■ Data shown
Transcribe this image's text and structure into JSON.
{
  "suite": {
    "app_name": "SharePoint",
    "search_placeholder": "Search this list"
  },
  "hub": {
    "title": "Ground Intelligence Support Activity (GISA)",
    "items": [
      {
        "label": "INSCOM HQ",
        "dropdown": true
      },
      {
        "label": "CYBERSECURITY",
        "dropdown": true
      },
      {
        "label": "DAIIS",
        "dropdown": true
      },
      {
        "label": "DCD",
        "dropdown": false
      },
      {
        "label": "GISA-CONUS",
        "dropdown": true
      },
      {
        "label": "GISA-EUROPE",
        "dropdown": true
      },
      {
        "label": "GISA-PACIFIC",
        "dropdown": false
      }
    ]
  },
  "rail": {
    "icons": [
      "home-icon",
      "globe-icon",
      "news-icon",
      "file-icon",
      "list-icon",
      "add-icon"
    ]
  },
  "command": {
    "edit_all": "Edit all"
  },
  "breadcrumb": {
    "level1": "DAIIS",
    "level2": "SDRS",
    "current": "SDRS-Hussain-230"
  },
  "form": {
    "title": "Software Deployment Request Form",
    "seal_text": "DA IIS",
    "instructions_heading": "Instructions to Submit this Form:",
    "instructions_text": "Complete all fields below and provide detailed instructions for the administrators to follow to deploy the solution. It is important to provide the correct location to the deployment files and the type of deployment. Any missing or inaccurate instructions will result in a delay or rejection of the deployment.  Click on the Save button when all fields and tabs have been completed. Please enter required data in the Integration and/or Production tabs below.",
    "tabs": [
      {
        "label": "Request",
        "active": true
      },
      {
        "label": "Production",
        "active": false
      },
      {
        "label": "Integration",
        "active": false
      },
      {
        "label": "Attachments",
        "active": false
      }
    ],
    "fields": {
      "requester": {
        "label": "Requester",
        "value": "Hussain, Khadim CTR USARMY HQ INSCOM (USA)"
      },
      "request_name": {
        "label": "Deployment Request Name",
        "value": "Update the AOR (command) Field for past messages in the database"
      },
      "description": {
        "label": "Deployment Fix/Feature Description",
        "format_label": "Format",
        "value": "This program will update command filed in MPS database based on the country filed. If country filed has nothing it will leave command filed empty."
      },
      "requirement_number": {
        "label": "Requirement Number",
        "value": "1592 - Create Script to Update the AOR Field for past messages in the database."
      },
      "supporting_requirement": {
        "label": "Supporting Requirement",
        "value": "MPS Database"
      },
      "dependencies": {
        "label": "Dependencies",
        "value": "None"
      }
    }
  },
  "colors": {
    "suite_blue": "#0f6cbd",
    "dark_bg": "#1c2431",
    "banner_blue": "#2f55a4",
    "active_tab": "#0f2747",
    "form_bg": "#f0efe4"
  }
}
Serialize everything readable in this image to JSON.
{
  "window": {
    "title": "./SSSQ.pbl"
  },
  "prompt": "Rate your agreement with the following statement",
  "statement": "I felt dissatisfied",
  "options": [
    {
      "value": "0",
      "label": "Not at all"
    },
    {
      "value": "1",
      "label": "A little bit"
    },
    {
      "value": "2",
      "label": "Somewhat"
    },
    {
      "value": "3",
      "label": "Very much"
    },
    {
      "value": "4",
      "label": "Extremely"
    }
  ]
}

■ What you have to do
In the entries above, count each line with "tabs"; reply with the total only.

■ Solution for this problem
2